::: RAW RECORDS :::
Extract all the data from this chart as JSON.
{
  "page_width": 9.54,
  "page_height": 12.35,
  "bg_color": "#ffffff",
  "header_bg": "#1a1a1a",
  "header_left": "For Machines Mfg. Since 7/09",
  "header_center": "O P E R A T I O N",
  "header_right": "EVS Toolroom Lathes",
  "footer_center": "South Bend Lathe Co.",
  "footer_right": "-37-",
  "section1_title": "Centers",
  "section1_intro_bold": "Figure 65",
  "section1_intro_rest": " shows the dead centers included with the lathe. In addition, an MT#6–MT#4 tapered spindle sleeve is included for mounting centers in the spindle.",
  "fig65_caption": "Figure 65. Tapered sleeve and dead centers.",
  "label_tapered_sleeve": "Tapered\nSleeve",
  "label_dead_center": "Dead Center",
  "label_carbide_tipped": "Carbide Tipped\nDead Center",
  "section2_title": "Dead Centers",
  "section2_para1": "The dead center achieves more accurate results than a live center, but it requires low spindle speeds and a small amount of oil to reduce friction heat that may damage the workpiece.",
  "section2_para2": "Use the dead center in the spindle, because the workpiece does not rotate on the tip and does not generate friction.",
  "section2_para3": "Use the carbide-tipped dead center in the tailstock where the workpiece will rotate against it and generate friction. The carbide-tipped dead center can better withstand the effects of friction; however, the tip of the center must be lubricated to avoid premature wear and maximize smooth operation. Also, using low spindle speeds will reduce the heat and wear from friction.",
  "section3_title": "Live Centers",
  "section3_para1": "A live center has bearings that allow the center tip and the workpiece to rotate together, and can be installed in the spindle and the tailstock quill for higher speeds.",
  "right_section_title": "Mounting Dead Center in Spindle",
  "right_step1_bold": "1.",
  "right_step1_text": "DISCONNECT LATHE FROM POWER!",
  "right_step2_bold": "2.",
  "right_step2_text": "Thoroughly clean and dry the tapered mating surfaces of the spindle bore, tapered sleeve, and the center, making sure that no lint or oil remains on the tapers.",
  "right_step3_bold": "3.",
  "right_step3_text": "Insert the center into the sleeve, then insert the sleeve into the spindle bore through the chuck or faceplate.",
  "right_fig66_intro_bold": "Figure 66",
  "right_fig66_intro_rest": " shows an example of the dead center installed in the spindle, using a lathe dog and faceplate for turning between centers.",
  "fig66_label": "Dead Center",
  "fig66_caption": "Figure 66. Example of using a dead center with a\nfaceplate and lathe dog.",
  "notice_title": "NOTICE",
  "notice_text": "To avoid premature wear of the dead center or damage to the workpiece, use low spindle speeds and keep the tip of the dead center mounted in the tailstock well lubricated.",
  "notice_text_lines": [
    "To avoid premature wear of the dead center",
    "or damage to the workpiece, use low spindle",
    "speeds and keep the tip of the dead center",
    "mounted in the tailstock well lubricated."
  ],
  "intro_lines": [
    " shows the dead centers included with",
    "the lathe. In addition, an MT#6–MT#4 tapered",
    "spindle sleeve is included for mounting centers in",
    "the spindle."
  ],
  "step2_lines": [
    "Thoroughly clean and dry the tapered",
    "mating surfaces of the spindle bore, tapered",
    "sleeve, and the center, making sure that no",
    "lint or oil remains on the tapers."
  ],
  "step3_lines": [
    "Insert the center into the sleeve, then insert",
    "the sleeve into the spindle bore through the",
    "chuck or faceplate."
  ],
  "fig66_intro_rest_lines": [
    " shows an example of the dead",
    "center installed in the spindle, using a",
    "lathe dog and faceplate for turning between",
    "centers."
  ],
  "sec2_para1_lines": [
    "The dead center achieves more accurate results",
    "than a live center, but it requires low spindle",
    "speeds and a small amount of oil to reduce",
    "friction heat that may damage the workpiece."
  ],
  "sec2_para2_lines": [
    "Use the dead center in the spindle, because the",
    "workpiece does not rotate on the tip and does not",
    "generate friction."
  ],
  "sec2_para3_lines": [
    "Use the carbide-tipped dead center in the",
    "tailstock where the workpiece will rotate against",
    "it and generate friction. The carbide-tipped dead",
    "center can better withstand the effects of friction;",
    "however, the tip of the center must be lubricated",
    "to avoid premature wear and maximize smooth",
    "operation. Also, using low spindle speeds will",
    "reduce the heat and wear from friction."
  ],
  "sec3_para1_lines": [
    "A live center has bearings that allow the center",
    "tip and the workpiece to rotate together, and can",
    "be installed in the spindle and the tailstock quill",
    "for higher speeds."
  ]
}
:::
AIM >>
Repeat the material word for word, in full.

EXERCISE RESULT >>
Extract all the data from this chart as JSON.
{
  "page_width": 9.54,
  "page_height": 12.35,
  "bg_color": "#ffffff",
  "header_bg": "#1a1a1a",
  "header_left": "For Machines Mfg. Since 7/09",
  "header_center": "O P E R A T I O N",
  "header_right": "EVS Toolroom Lathes",
  "footer_center": "South Bend Lathe Co.",
  "footer_right": "-37-",
  "section1_title": "Centers",
  "section1_intro_bold": "Figure 65",
  "section1_intro_rest": " shows the dead centers included with the lathe. In addition, an MT#6–MT#4 tapered spindle sleeve is included for mounting centers in the spindle.",
  "fig65_caption": "Figure 65. Tapered sleeve and dead centers.",
  "label_tapered_sleeve": "Tapered\nSleeve",
  "label_dead_center": "Dead Center",
  "label_carbide_tipped": "Carbide Tipped\nDead Center",
  "section2_title": "Dead Centers",
  "section2_para1": "The dead center achieves more accurate results than a live center, but it requires low spindle speeds and a small amount of oil to reduce friction heat that may damage the workpiece.",
  "section2_para2": "Use the dead center in the spindle, because the workpiece does not rotate on the tip and does not generate friction.",
  "section2_para3": "Use the carbide-tipped dead center in the tailstock where the workpiece will rotate against it and generate friction. The carbide-tipped dead center can better withstand the effects of friction; however, the tip of the center must be lubricated to avoid premature wear and maximize smooth operation. Also, using low spindle speeds will reduce the heat and wear from friction.",
  "section3_title": "Live Centers",
  "section3_para1": "A live center has bearings that allow the center tip and the workpiece to rotate together, and can be installed in the spindle and the tailstock quill for higher speeds.",
  "right_section_title": "Mounting Dead Center in Spindle",
  "right_step1_bold": "1.",
  "right_step1_text": "DISCONNECT LATHE FROM POWER!",
  "right_step2_bold": "2.",
  "right_step2_text": "Thoroughly clean and dry the tapered mating surfaces of the spindle bore, tapered sleeve, and the center, making sure that no lint or oil remains on the tapers.",
  "right_step3_bold": "3.",
  "right_step3_text": "Insert the center into the sleeve, then insert the sleeve into the spindle bore through the chuck or faceplate.",
  "right_fig66_intro_bold": "Figure 66",
  "right_fig66_intro_rest": " shows an example of the dead center installed in the spindle, using a lathe dog and faceplate for turning between centers.",
  "fig66_label": "Dead Center",
  "fig66_caption": "Figure 66. Example of using a dead center with a\nfaceplate and lathe dog.",
  "notice_title": "NOTICE",
  "notice_text": "To avoid premature wear of the dead center or damage to the workpiece, use low spindle speeds and keep the tip of the dead center mounted in the tailstock well lubricated.",
  "notice_text_lines": [
    "To avoid premature wear of the dead center",
    "or damage to the workpiece, use low spindle",
    "speeds and keep the tip of the dead center",
    "mounted in the tailstock well lubricated."
  ],
  "intro_lines": [
    " shows the dead centers included with",
    "the lathe. In addition, an MT#6–MT#4 tapered",
    "spindle sleeve is included for mounting centers in",
    "the spindle."
  ],
  "step2_lines": [
    "Thoroughly clean and dry the tapered",
    "mating surfaces of the spindle bore, tapered",
    "sleeve, and the center, making sure that no",
    "lint or oil remains on the tapers."
  ],
  "step3_lines": [
    "Insert the center into the sleeve, then insert",
    "the sleeve into the spindle bore through the",
    "chuck or faceplate."
  ],
  "fig66_intro_rest_lines": [
    " shows an example of the dead",
    "center installed in the spindle, using a",
    "lathe dog and faceplate for turning between",
    "centers."
  ],
  "sec2_para1_lines": [
    "The dead center achieves more accurate results",
    "than a live center, but it requires low spindle",
    "speeds and a small amount of oil to reduce",
    "friction heat that may damage the workpiece."
  ],
  "sec2_para2_lines": [
    "Use the dead center in the spindle, because the",
    "workpiece does not rotate on the tip and does not",
    "generate friction."
  ],
  "sec2_para3_lines": [
    "Use the carbide-tipped dead center in the",
    "tailstock where the workpiece will rotate against",
    "it and generate friction. The carbide-tipped dead",
    "center can better withstand the effects of friction;",
    "however, the tip of the center must be lubricated",
    "to avoid premature wear and maximize smooth",
    "operation. Also, using low spindle speeds will",
    "reduce the heat and wear from friction."
  ],
  "sec3_para1_lines": [
    "A live center has bearings that allow the center",
    "tip and the workpiece to rotate together, and can",
    "be installed in the spindle and the tailstock quill",
    "for higher speeds."
  ]
}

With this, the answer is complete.